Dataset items
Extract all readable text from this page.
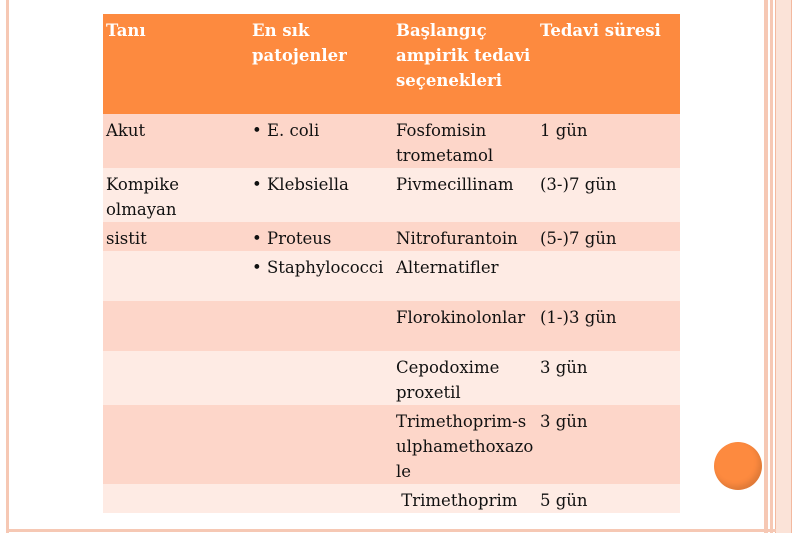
Tanı	En sık patojenler	Başlangıç ampirik tedavi seçenekleri	Tedavi süresi
Akut	• E. coli	Fosfomisin trometamol	1 gün
Kompike olmayan	• Klebsiella	Pivmecillinam	(3-)7 gün
sistit	• Proteus	Nitrofurantoin	(5-)7 gün
	• Staphylococci	Alternatifler	
		Florokinolonlar	(1-)3 gün
		Cepodoxime proxetil	3 gün
		Trimethoprim-sulphamethoxazole	3 gün
		Trimethoprim	5 gün
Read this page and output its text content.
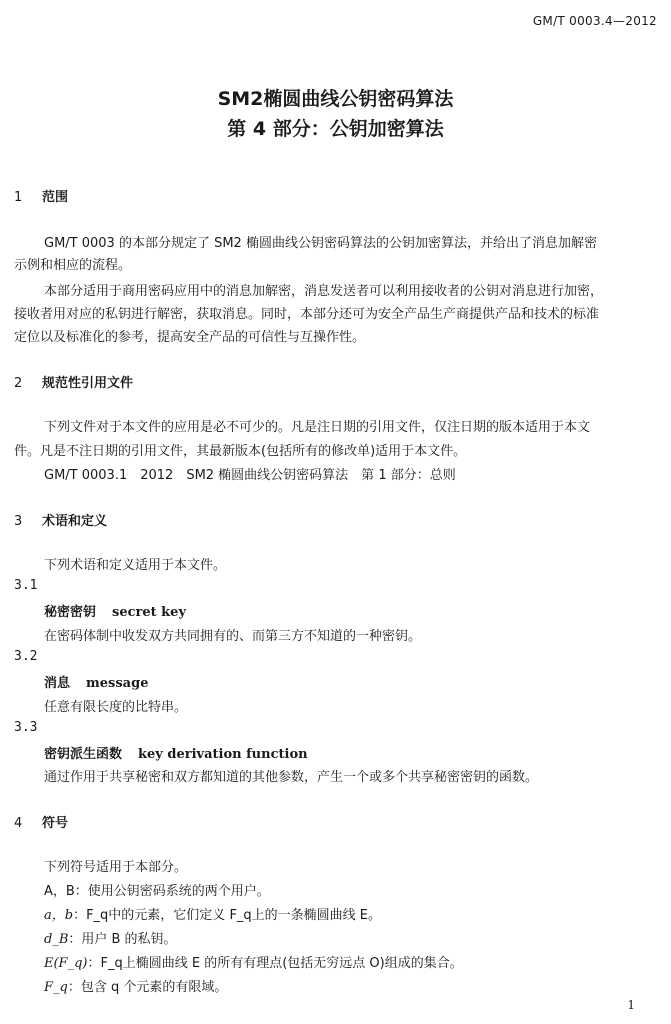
GM/T 0003.4—2012
SM2椭圆曲线公钥密码算法
第 4 部分：公钥加密算法
1 范围
GM/T 0003 的本部分规定了 SM2 椭圆曲线公钥密码算法的公钥加密算法，并给出了消息加解密
示例和相应的流程。
本部分适用于商用密码应用中的消息加解密，消息发送者可以利用接收者的公钥对消息进行加密，
接收者用对应的私钥进行解密，获取消息。同时，本部分还可为安全产品生产商提供产品和技术的标准
定位以及标准化的参考，提高安全产品的可信性与互操作性。
2 规范性引用文件
下列文件对于本文件的应用是必不可少的。凡是注日期的引用文件，仅注日期的版本适用于本文
件。凡是不注日期的引用文件，其最新版本(包括所有的修改单)适用于本文件。
GM/T 0003.1　2012　SM2 椭圆曲线公钥密码算法　第 1 部分：总则
3 术语和定义
下列术语和定义适用于本文件。
3.1
秘密密钥 secret key
在密码体制中收发双方共同拥有的、而第三方不知道的一种密钥。
3.2
消息 message
任意有限长度的比特串。
3.3
密钥派生函数 key derivation function
通过作用于共享秘密和双方都知道的其他参数，产生一个或多个共享秘密密钥的函数。
4 符号
下列符号适用于本部分。
A，B：使用公钥密码系统的两个用户。
a，b：F_q中的元素，它们定义 F_q上的一条椭圆曲线 E。
d_B：用户 B 的私钥。
E(F_q)：F_q上椭圆曲线 E 的所有有理点(包括无穷远点 O)组成的集合。
F_q：包含 q 个元素的有限域。
1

▸ STATED EXERCISE
All of the entries above should be duplicated exactly, except for the pictures.

▸ RESPONSE TO THIS TASK
Extract all readable text from this page.
Tanı	En sık patojenler	Başlangıç ampirik tedavi seçenekleri	Tedavi süresi
Akut	• E. coli	Fosfomisin trometamol	1 gün
Kompike olmayan	• Klebsiella	Pivmecillinam	(3-)7 gün
sistit	• Proteus	Nitrofurantoin	(5-)7 gün
	• Staphylococci	Alternatifler	
		Florokinolonlar	(1-)3 gün
		Cepodoxime proxetil	3 gün
		Trimethoprim-sulphamethoxazole	3 gün
		Trimethoprim	5 gün
Read this page and output its text content.
GM/T 0003.4—2012
SM2椭圆曲线公钥密码算法
第 4 部分：公钥加密算法
1 范围
GM/T 0003 的本部分规定了 SM2 椭圆曲线公钥密码算法的公钥加密算法，并给出了消息加解密
示例和相应的流程。
本部分适用于商用密码应用中的消息加解密，消息发送者可以利用接收者的公钥对消息进行加密，
接收者用对应的私钥进行解密，获取消息。同时，本部分还可为安全产品生产商提供产品和技术的标准
定位以及标准化的参考，提高安全产品的可信性与互操作性。
2 规范性引用文件
下列文件对于本文件的应用是必不可少的。凡是注日期的引用文件，仅注日期的版本适用于本文
件。凡是不注日期的引用文件，其最新版本(包括所有的修改单)适用于本文件。
GM/T 0003.1　2012　SM2 椭圆曲线公钥密码算法　第 1 部分：总则
3 术语和定义
下列术语和定义适用于本文件。
3.1
秘密密钥 secret key
在密码体制中收发双方共同拥有的、而第三方不知道的一种密钥。
3.2
消息 message
任意有限长度的比特串。
3.3
密钥派生函数 key derivation function
通过作用于共享秘密和双方都知道的其他参数，产生一个或多个共享秘密密钥的函数。
4 符号
下列符号适用于本部分。
A，B：使用公钥密码系统的两个用户。
a，b：F_q中的元素，它们定义 F_q上的一条椭圆曲线 E。
d_B：用户 B 的私钥。
E(F_q)：F_q上椭圆曲线 E 的所有有理点(包括无穷远点 O)组成的集合。
F_q：包含 q 个元素的有限域。
1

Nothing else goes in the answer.